Take the line containing "Read this page and output its text content." and every line after it to the end of the material below; reproduce them exactly, without pictures.

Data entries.
»»
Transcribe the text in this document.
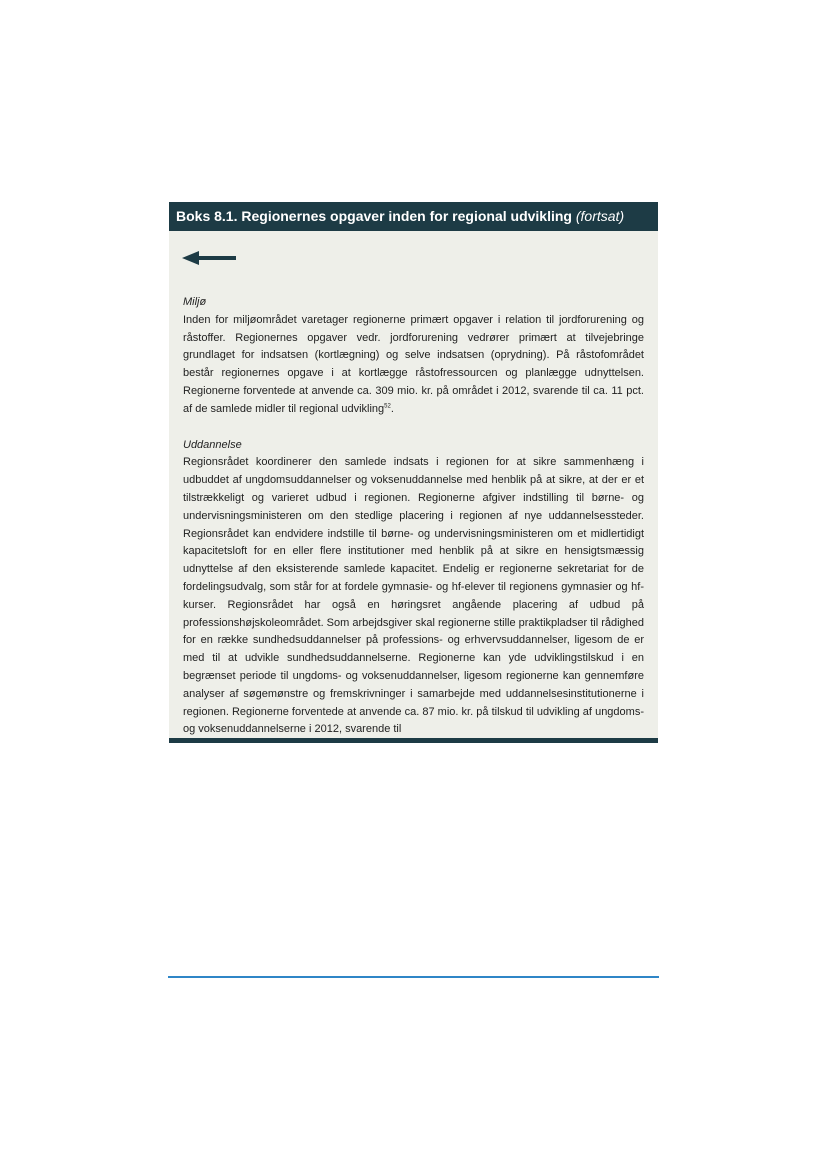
Boks 8.1. Regionernes opgaver inden for regional udvikling (fortsat)

Miljø

Inden for miljøområdet varetager regionerne primært opgaver i relation til jordforurening og råstoffer. Regionernes opgaver vedr. jordforurening vedrører primært at tilvejebringe grundlaget for indsatsen (kortlægning) og selve indsatsen (oprydning). På råstofområdet består regionernes opgave i at kortlægge råstofressourcen og planlægge udnyttelsen. Regionerne forventede at anvende ca. 309 mio. kr. på området i 2012, svarende til ca. 11 pct. af de samlede midler til regional udvikling$^{52}$.

Uddannelse

Regionsrådet koordinerer den samlede indsats i regionen for at sikre sammenhæng i udbuddet af ungdomsuddannelser og voksenuddannelse med henblik på at sikre, at der er et tilstrækkeligt og varieret udbud i regionen. Regionerne afgiver indstilling til børne- og undervisningsministeren om den stedlige placering i regionen af nye uddannelsessteder. Regionsrådet kan endvidere indstille til børne- og undervisningsministeren om et midlertidigt kapacitetsloft for en eller flere institutioner med henblik på at sikre en hensigtsmæssig udnyttelse af den eksisterende samlede kapacitet. Endelig er regionerne sekretariat for de fordelingsudvalg, som står for at fordele gymnasie- og hf-elever til regionens gymnasier og hf-kurser. Regionsrådet har også en høringsret angående placering af udbud på professionshøjskoleområdet. Som arbejdsgiver skal regionerne stille praktikpladser til rådighed for en række sundhedsuddannelser på professions- og erhvervsuddannelser, ligesom de er med til at udvikle sundhedsuddannelserne. Regionerne kan yde udviklingstilskud i en begrænset periode til ungdoms- og voksenuddannelser, ligesom regionerne kan gennemføre analyser af søgemønstre og fremskrivninger i samarbejde med uddannelsesinstitutionerne i regionen. Regionerne forventede at anvende ca. 87 mio. kr. på tilskud til udvikling af ungdoms- og voksenuddannelserne i 2012, svarende til
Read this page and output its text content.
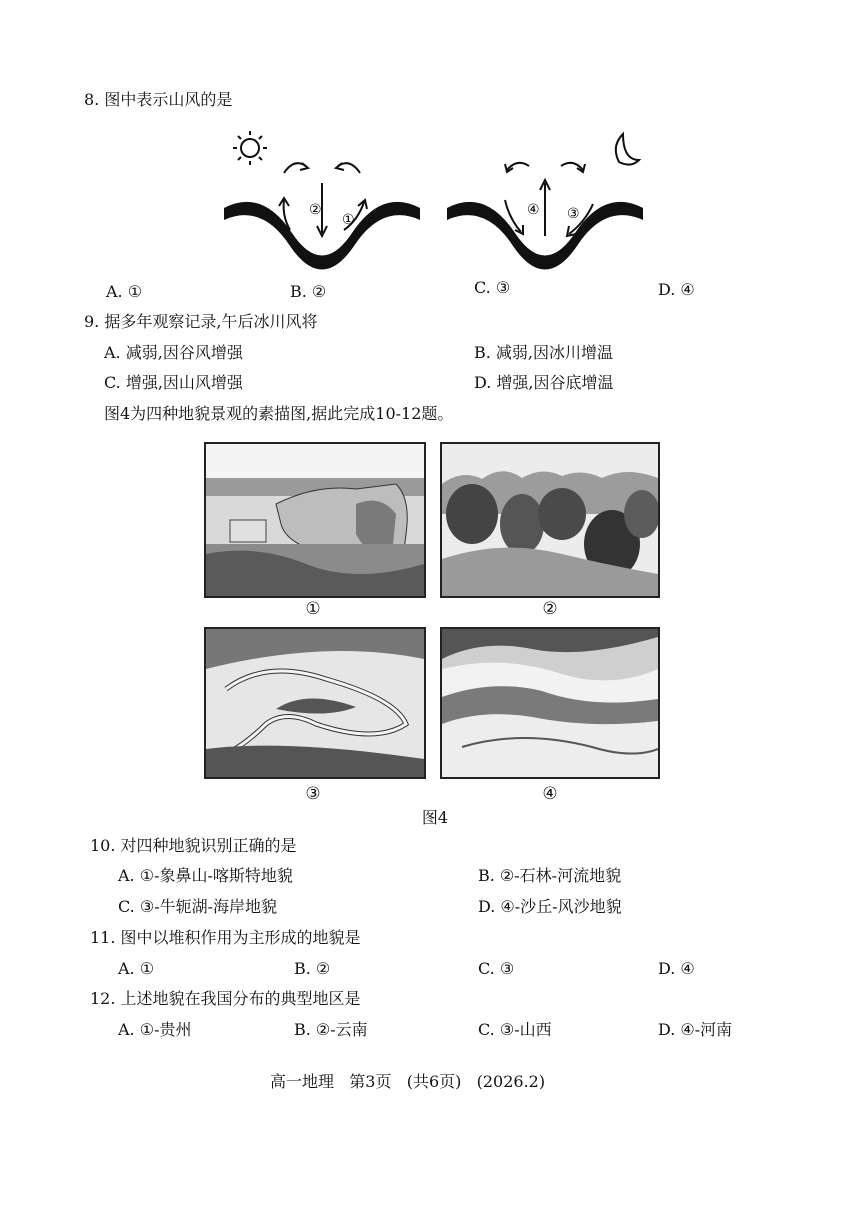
8. 图中表示山风的是
②
①
④ ③
A. ①	B. ②	C. ③	D. ④
9. 据多年观察记录,午后冰川风将
A. 减弱,因谷风增强	B. 减弱,因冰川增温
C. 增强,因山风增强	D. 增强,因谷底增温
图4为四种地貌景观的素描图,据此完成10-12题。
①	②
③	④
图4
10. 对四种地貌识别正确的是
A. ①-象鼻山-喀斯特地貌	B. ②-石林-河流地貌
C. ③-牛轭湖-海岸地貌	D. ④-沙丘-风沙地貌
11. 图中以堆积作用为主形成的地貌是
A. ①	B. ②	C. ③	D. ④
12. 上述地貌在我国分布的典型地区是
A. ①-贵州	B. ②-云南	C. ③-山西	D. ④-河南
高一地理   第3页   (共6页)   (2026.2)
««
Written solution.
Read this page and output its text content.
8. 图中表示山风的是
②
①
④ ③
A. ①	B. ②	C. ③	D. ④
9. 据多年观察记录,午后冰川风将
A. 减弱,因谷风增强	B. 减弱,因冰川增温
C. 增强,因山风增强	D. 增强,因谷底增温
图4为四种地貌景观的素描图,据此完成10-12题。
①	②
③	④
图4
10. 对四种地貌识别正确的是
A. ①-象鼻山-喀斯特地貌	B. ②-石林-河流地貌
C. ③-牛轭湖-海岸地貌	D. ④-沙丘-风沙地貌
11. 图中以堆积作用为主形成的地貌是
A. ①	B. ②	C. ③	D. ④
12. 上述地貌在我国分布的典型地区是
A. ①-贵州	B. ②-云南	C. ③-山西	D. ④-河南
高一地理   第3页   (共6页)   (2026.2)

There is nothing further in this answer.